| Goal |
Scan the data for lines with "agency" and report the count by itself.

| Data in this exercise |
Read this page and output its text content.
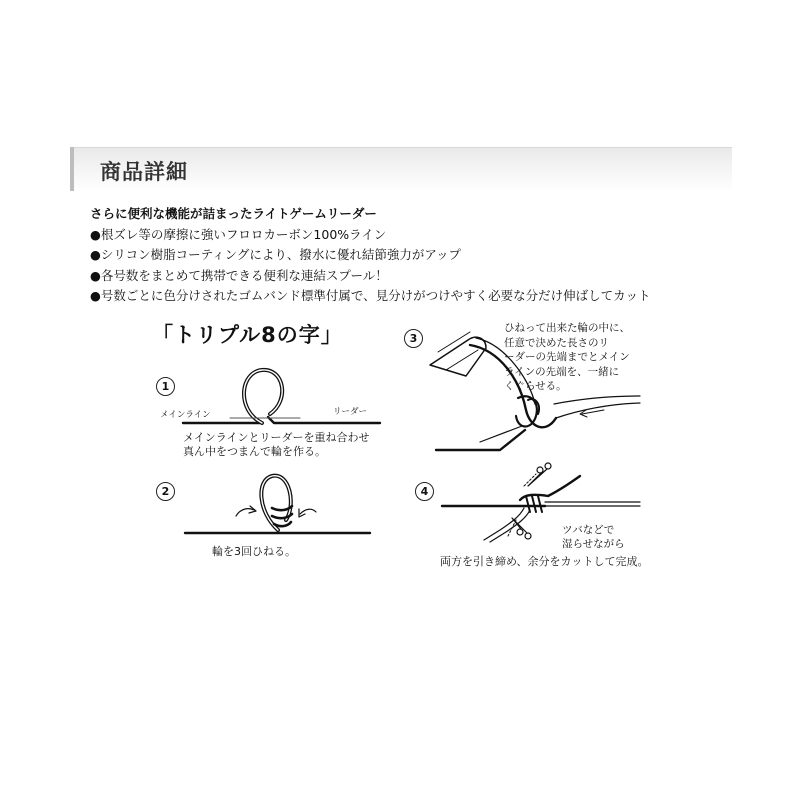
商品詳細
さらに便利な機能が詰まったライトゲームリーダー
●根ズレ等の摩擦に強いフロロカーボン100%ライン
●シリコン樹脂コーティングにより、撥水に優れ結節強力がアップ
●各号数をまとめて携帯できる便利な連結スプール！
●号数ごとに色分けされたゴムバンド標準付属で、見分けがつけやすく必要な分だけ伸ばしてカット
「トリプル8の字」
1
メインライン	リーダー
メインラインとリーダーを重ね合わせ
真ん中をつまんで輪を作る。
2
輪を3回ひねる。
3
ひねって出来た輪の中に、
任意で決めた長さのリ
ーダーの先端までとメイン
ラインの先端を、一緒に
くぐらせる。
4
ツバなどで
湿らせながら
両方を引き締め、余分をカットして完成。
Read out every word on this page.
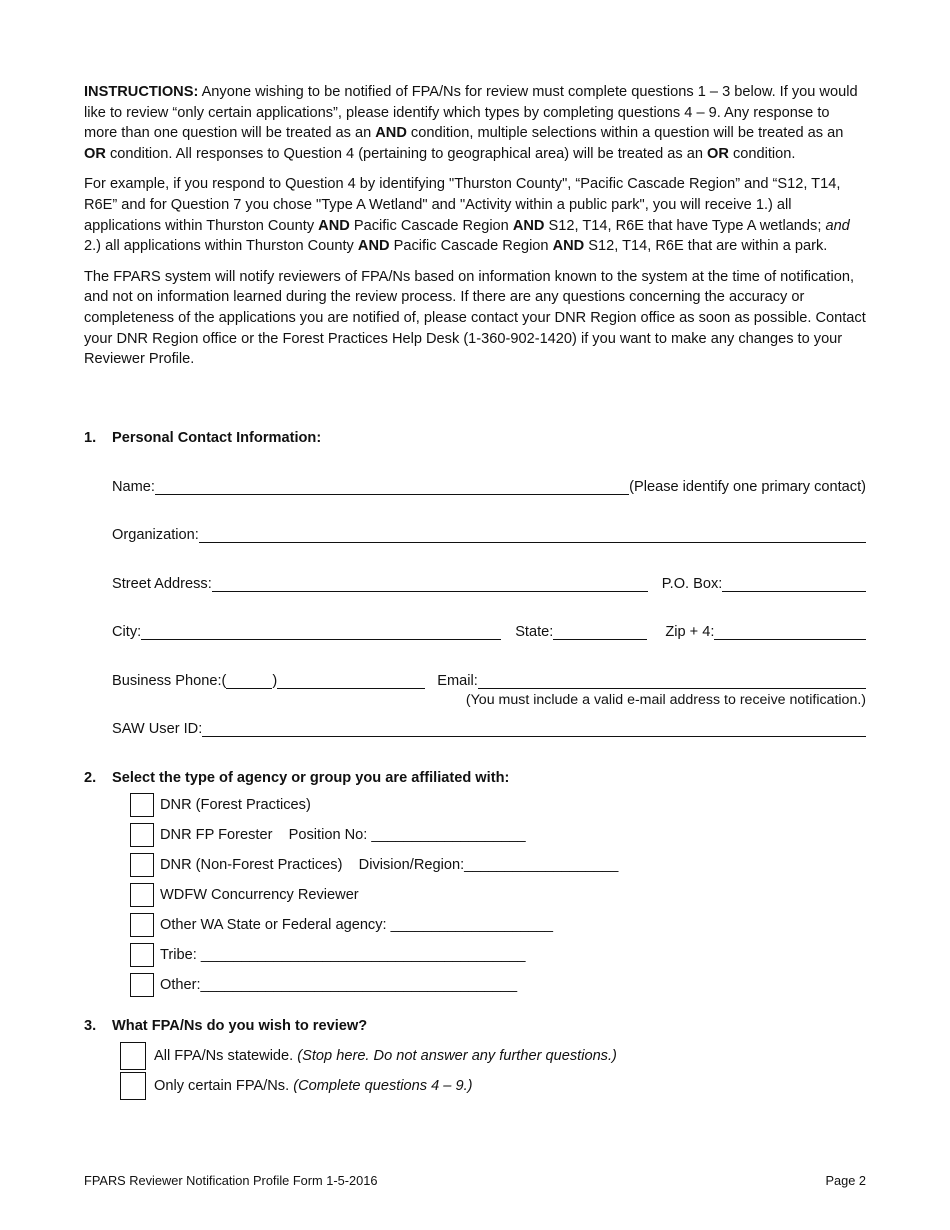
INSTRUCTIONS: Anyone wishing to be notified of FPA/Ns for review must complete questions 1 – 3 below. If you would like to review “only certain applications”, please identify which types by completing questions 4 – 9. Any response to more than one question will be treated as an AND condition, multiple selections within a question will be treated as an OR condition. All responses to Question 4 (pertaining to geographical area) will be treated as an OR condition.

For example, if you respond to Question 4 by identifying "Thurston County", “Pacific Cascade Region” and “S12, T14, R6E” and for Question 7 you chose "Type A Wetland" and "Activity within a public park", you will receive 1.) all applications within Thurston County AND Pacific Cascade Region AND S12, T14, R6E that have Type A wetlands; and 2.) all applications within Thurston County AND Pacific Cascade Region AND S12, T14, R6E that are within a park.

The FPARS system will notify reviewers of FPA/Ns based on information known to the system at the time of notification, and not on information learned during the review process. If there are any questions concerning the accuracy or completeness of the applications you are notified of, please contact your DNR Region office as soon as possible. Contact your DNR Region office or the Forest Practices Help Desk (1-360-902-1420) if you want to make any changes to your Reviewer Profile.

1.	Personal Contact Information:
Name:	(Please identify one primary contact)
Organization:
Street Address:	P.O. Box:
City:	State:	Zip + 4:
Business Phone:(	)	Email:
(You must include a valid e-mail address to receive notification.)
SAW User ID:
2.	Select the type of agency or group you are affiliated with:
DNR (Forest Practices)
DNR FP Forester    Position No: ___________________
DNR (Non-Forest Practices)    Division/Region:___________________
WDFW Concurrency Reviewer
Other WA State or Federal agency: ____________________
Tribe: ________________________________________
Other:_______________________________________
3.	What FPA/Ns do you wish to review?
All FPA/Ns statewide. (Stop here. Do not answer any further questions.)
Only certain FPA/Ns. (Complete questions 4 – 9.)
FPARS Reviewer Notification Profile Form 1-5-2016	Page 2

| Solved exercise |
2